SUPPLIED INFORMATION:
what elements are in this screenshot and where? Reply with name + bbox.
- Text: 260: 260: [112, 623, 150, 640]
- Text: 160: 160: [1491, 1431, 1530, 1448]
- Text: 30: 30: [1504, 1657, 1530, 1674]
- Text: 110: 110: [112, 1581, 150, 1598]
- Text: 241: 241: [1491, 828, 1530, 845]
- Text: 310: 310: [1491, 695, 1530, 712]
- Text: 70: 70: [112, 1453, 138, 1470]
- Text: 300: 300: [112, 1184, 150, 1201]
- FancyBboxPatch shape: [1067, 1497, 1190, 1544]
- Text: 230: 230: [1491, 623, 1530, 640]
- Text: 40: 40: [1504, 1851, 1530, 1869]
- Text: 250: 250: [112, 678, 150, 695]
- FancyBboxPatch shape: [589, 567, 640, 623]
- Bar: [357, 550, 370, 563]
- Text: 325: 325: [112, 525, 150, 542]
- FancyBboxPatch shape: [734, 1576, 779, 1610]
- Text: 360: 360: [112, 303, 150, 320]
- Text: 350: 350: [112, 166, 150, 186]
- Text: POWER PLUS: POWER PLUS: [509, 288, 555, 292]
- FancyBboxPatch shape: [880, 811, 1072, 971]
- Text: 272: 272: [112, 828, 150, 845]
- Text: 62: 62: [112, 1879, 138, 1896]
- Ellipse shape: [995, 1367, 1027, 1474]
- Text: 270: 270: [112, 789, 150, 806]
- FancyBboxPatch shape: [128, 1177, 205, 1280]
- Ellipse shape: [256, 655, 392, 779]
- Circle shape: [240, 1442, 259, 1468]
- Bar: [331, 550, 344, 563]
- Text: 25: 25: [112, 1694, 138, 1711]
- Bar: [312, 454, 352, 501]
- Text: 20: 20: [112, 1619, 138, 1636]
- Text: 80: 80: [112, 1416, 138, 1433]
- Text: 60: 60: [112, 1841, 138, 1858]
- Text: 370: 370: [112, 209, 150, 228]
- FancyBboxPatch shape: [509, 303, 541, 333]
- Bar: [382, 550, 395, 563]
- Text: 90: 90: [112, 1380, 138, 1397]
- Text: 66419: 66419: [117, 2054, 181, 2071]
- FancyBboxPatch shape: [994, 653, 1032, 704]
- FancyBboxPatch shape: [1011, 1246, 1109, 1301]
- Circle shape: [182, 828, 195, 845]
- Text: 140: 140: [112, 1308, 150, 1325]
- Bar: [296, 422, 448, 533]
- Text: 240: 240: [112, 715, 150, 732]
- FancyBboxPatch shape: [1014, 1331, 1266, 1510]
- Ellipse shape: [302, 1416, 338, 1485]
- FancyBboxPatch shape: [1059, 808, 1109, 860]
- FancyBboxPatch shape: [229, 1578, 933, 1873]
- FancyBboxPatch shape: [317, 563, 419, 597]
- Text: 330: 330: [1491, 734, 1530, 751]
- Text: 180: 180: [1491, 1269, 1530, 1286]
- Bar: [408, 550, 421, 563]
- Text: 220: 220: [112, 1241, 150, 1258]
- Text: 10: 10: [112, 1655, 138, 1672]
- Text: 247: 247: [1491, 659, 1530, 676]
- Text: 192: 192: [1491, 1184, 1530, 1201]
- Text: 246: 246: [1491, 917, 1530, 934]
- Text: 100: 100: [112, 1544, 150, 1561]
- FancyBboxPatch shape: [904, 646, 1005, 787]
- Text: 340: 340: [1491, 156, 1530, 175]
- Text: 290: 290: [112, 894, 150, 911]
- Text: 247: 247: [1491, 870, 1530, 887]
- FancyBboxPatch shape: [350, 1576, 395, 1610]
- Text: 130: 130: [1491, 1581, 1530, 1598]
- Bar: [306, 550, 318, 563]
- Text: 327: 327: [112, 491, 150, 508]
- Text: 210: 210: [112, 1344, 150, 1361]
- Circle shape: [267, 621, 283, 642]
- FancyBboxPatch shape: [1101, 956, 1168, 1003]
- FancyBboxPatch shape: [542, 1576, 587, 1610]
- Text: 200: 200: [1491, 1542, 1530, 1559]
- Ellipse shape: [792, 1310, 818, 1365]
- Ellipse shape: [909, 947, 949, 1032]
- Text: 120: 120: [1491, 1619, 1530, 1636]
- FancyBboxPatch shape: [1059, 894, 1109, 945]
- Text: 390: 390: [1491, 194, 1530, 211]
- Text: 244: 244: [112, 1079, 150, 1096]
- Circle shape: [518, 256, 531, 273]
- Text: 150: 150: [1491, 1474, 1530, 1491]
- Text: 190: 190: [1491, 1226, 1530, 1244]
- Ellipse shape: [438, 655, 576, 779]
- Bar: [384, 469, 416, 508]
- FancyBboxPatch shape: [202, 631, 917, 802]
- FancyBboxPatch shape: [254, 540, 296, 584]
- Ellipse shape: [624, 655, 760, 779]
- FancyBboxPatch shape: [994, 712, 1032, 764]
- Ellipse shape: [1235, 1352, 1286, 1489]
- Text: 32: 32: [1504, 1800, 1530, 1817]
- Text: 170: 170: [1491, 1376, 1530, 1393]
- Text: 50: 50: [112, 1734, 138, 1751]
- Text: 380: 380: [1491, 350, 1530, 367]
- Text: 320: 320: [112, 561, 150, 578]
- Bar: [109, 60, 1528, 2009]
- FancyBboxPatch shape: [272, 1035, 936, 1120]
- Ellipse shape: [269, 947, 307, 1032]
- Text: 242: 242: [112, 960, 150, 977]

JOB:
Please reproduce the material above with every "Ellipse shape" swapped for "Oval shape", leaving everything else unchanged.

COMPLETE OUTPUT:
what elements are in this screenshot and where? Reply with name + bbox.
- Text: 260: 260: [112, 623, 150, 640]
- Text: 160: 160: [1491, 1431, 1530, 1448]
- Text: 30: 30: [1504, 1657, 1530, 1674]
- Text: 110: 110: [112, 1581, 150, 1598]
- Text: 241: 241: [1491, 828, 1530, 845]
- Text: 310: 310: [1491, 695, 1530, 712]
- Text: 70: 70: [112, 1453, 138, 1470]
- Text: 300: 300: [112, 1184, 150, 1201]
- FancyBboxPatch shape: [1067, 1497, 1190, 1544]
- Text: 230: 230: [1491, 623, 1530, 640]
- Text: 40: 40: [1504, 1851, 1530, 1869]
- Text: 250: 250: [112, 678, 150, 695]
- FancyBboxPatch shape: [589, 567, 640, 623]
- Bar: [357, 550, 370, 563]
- Text: 325: 325: [112, 525, 150, 542]
- FancyBboxPatch shape: [734, 1576, 779, 1610]
- Text: 360: 360: [112, 303, 150, 320]
- Text: 350: 350: [112, 166, 150, 186]
- Text: POWER PLUS: POWER PLUS: [509, 288, 555, 292]
- FancyBboxPatch shape: [880, 811, 1072, 971]
- Text: 272: 272: [112, 828, 150, 845]
- Text: 62: 62: [112, 1879, 138, 1896]
- Oval shape: [995, 1367, 1027, 1474]
- Text: 270: 270: [112, 789, 150, 806]
- FancyBboxPatch shape: [128, 1177, 205, 1280]
- Oval shape: [256, 655, 392, 779]
- Circle shape: [240, 1442, 259, 1468]
- Bar: [331, 550, 344, 563]
- Text: 25: 25: [112, 1694, 138, 1711]
- Bar: [312, 454, 352, 501]
- Text: 20: 20: [112, 1619, 138, 1636]
- Text: 80: 80: [112, 1416, 138, 1433]
- Text: 60: 60: [112, 1841, 138, 1858]
- Text: 370: 370: [112, 209, 150, 228]
- FancyBboxPatch shape: [509, 303, 541, 333]
- Bar: [382, 550, 395, 563]
- Text: 90: 90: [112, 1380, 138, 1397]
- Text: 66419: 66419: [117, 2054, 181, 2071]
- FancyBboxPatch shape: [994, 653, 1032, 704]
- FancyBboxPatch shape: [1011, 1246, 1109, 1301]
- Circle shape: [182, 828, 195, 845]
- Text: 140: 140: [112, 1308, 150, 1325]
- Bar: [296, 422, 448, 533]
- Text: 240: 240: [112, 715, 150, 732]
- FancyBboxPatch shape: [1014, 1331, 1266, 1510]
- Oval shape: [302, 1416, 338, 1485]
- FancyBboxPatch shape: [1059, 808, 1109, 860]
- FancyBboxPatch shape: [229, 1578, 933, 1873]
- FancyBboxPatch shape: [317, 563, 419, 597]
- Text: 330: 330: [1491, 734, 1530, 751]
- Text: 180: 180: [1491, 1269, 1530, 1286]
- Bar: [408, 550, 421, 563]
- Text: 220: 220: [112, 1241, 150, 1258]
- Text: 10: 10: [112, 1655, 138, 1672]
- Text: 247: 247: [1491, 659, 1530, 676]
- Text: 192: 192: [1491, 1184, 1530, 1201]
- Text: 246: 246: [1491, 917, 1530, 934]
- Text: 100: 100: [112, 1544, 150, 1561]
- FancyBboxPatch shape: [904, 646, 1005, 787]
- Text: 340: 340: [1491, 156, 1530, 175]
- Text: 290: 290: [112, 894, 150, 911]
- Text: 247: 247: [1491, 870, 1530, 887]
- FancyBboxPatch shape: [350, 1576, 395, 1610]
- Text: 130: 130: [1491, 1581, 1530, 1598]
- Bar: [306, 550, 318, 563]
- Text: 327: 327: [112, 491, 150, 508]
- Text: 210: 210: [112, 1344, 150, 1361]
- Circle shape: [267, 621, 283, 642]
- FancyBboxPatch shape: [1101, 956, 1168, 1003]
- FancyBboxPatch shape: [542, 1576, 587, 1610]
- Text: 200: 200: [1491, 1542, 1530, 1559]
- Oval shape: [792, 1310, 818, 1365]
- Oval shape: [909, 947, 949, 1032]
- Text: 120: 120: [1491, 1619, 1530, 1636]
- FancyBboxPatch shape: [1059, 894, 1109, 945]
- Text: 390: 390: [1491, 194, 1530, 211]
- Text: 244: 244: [112, 1079, 150, 1096]
- Circle shape: [518, 256, 531, 273]
- Text: 150: 150: [1491, 1474, 1530, 1491]
- Text: 190: 190: [1491, 1226, 1530, 1244]
- Oval shape: [438, 655, 576, 779]
- Bar: [384, 469, 416, 508]
- FancyBboxPatch shape: [202, 631, 917, 802]
- FancyBboxPatch shape: [254, 540, 296, 584]
- Oval shape: [624, 655, 760, 779]
- FancyBboxPatch shape: [994, 712, 1032, 764]
- Oval shape: [1235, 1352, 1286, 1489]
- Text: 32: 32: [1504, 1800, 1530, 1817]
- Text: 170: 170: [1491, 1376, 1530, 1393]
- Text: 50: 50: [112, 1734, 138, 1751]
- Text: 380: 380: [1491, 350, 1530, 367]
- Text: 320: 320: [112, 561, 150, 578]
- Bar: [109, 60, 1528, 2009]
- FancyBboxPatch shape: [272, 1035, 936, 1120]
- Oval shape: [269, 947, 307, 1032]
- Text: 242: 242: [112, 960, 150, 977]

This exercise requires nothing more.